-- Dataset extract start --

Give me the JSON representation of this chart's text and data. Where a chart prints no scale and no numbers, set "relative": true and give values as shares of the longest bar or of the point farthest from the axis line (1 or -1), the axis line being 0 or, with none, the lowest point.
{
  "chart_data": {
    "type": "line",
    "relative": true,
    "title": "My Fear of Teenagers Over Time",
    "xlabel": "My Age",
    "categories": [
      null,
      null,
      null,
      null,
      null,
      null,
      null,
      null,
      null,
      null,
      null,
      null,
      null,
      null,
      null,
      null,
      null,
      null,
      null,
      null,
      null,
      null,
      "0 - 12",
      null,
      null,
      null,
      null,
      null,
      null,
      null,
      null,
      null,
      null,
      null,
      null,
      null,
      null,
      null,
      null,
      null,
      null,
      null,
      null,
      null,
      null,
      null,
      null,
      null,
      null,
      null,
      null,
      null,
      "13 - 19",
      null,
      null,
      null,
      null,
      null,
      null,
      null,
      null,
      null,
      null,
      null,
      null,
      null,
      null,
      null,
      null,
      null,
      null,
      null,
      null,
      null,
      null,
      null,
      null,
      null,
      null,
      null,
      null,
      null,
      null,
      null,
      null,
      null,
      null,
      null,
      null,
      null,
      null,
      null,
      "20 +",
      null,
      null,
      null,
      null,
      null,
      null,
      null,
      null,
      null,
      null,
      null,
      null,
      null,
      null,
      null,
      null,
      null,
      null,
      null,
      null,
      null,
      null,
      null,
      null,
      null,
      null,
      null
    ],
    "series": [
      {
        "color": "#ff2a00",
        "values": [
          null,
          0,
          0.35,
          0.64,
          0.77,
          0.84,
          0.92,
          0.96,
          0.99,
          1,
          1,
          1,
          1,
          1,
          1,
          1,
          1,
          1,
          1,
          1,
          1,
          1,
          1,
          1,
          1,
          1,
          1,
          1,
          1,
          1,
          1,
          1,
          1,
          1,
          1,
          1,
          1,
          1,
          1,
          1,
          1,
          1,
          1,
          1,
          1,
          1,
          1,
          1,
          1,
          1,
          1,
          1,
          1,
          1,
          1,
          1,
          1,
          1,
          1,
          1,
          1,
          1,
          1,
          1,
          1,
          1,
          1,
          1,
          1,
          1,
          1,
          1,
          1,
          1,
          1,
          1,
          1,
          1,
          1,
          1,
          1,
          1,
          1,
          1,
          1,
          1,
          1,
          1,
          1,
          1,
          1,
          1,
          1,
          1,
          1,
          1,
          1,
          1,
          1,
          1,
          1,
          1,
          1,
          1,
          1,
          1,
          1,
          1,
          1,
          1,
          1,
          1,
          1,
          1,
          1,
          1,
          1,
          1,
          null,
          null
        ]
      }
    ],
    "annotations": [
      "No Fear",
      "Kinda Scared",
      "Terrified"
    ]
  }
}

-- Dataset extract end --

▸ **What needs to be done**
Go through the listing above and pull out each line containing the word "true".

▸ **Reply to the task**
Give me the JSON representation of this chart's text and data. Where a chart prints no scale and no numbers, set "relative": true and give values as shares of the longest bar or of the point farthest from the axis line (1 or -1), the axis line being 0 or, with none, the lowest point.
    "relative": true,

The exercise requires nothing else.